WHAT IS BEING ASKED
Below are some records; print every one of them exactly.

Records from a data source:
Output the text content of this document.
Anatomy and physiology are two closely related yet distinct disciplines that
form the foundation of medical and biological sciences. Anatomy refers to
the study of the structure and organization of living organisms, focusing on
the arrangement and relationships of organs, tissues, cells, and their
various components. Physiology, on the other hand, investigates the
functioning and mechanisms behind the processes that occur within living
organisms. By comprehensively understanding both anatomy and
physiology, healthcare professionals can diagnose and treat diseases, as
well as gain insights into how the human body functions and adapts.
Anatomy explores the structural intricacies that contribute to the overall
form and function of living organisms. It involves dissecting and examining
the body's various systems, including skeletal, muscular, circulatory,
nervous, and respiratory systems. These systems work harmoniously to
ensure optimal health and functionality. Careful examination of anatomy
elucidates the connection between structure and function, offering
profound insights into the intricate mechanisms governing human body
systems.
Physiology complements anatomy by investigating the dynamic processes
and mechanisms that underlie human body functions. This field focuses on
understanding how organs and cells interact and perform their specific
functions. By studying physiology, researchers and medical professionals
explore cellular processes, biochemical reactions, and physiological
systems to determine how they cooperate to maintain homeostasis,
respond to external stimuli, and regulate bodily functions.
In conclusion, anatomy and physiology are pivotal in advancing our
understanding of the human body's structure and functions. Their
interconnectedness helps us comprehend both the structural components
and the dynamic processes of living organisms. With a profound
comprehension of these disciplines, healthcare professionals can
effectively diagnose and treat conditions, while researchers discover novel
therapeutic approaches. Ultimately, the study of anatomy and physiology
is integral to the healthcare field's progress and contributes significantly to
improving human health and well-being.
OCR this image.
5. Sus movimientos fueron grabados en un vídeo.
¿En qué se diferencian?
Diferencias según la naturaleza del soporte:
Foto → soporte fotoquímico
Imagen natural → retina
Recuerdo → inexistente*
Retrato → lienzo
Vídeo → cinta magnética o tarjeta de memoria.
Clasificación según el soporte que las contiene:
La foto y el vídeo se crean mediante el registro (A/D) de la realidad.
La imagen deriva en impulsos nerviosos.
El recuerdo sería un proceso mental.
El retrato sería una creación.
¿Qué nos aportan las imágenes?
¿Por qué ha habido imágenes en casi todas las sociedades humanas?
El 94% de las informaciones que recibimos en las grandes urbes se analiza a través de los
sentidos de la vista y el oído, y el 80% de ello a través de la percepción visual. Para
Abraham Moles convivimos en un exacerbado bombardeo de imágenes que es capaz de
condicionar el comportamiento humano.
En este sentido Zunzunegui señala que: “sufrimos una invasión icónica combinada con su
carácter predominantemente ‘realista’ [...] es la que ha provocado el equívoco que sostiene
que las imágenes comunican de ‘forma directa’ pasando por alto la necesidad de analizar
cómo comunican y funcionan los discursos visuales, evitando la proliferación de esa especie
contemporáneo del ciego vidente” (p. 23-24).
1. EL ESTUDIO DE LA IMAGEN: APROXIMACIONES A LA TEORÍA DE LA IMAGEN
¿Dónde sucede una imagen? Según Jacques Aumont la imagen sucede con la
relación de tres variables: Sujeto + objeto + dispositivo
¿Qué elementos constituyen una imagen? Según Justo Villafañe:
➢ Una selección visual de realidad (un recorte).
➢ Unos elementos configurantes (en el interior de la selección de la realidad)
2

SOLUTION TO THE EXERCISE
Output the text content of this document.
Anatomy and physiology are two closely related yet distinct disciplines that
form the foundation of medical and biological sciences. Anatomy refers to
the study of the structure and organization of living organisms, focusing on
the arrangement and relationships of organs, tissues, cells, and their
various components. Physiology, on the other hand, investigates the
functioning and mechanisms behind the processes that occur within living
organisms. By comprehensively understanding both anatomy and
physiology, healthcare professionals can diagnose and treat diseases, as
well as gain insights into how the human body functions and adapts.
Anatomy explores the structural intricacies that contribute to the overall
form and function of living organisms. It involves dissecting and examining
the body's various systems, including skeletal, muscular, circulatory,
nervous, and respiratory systems. These systems work harmoniously to
ensure optimal health and functionality. Careful examination of anatomy
elucidates the connection between structure and function, offering
profound insights into the intricate mechanisms governing human body
systems.
Physiology complements anatomy by investigating the dynamic processes
and mechanisms that underlie human body functions. This field focuses on
understanding how organs and cells interact and perform their specific
functions. By studying physiology, researchers and medical professionals
explore cellular processes, biochemical reactions, and physiological
systems to determine how they cooperate to maintain homeostasis,
respond to external stimuli, and regulate bodily functions.
In conclusion, anatomy and physiology are pivotal in advancing our
understanding of the human body's structure and functions. Their
interconnectedness helps us comprehend both the structural components
and the dynamic processes of living organisms. With a profound
comprehension of these disciplines, healthcare professionals can
effectively diagnose and treat conditions, while researchers discover novel
therapeutic approaches. Ultimately, the study of anatomy and physiology
is integral to the healthcare field's progress and contributes significantly to
improving human health and well-being.
OCR this image.
5. Sus movimientos fueron grabados en un vídeo.
¿En qué se diferencian?
Diferencias según la naturaleza del soporte:
Foto → soporte fotoquímico
Imagen natural → retina
Recuerdo → inexistente*
Retrato → lienzo
Vídeo → cinta magnética o tarjeta de memoria.
Clasificación según el soporte que las contiene:
La foto y el vídeo se crean mediante el registro (A/D) de la realidad.
La imagen deriva en impulsos nerviosos.
El recuerdo sería un proceso mental.
El retrato sería una creación.
¿Qué nos aportan las imágenes?
¿Por qué ha habido imágenes en casi todas las sociedades humanas?
El 94% de las informaciones que recibimos en las grandes urbes se analiza a través de los
sentidos de la vista y el oído, y el 80% de ello a través de la percepción visual. Para
Abraham Moles convivimos en un exacerbado bombardeo de imágenes que es capaz de
condicionar el comportamiento humano.
En este sentido Zunzunegui señala que: “sufrimos una invasión icónica combinada con su
carácter predominantemente ‘realista’ [...] es la que ha provocado el equívoco que sostiene
que las imágenes comunican de ‘forma directa’ pasando por alto la necesidad de analizar
cómo comunican y funcionan los discursos visuales, evitando la proliferación de esa especie
contemporáneo del ciego vidente” (p. 23-24).
1. EL ESTUDIO DE LA IMAGEN: APROXIMACIONES A LA TEORÍA DE LA IMAGEN
¿Dónde sucede una imagen? Según Jacques Aumont la imagen sucede con la
relación de tres variables: Sujeto + objeto + dispositivo
¿Qué elementos constituyen una imagen? Según Justo Villafañe:
➢ Una selección visual de realidad (un recorte).
➢ Unos elementos configurantes (en el interior de la selección de la realidad)
2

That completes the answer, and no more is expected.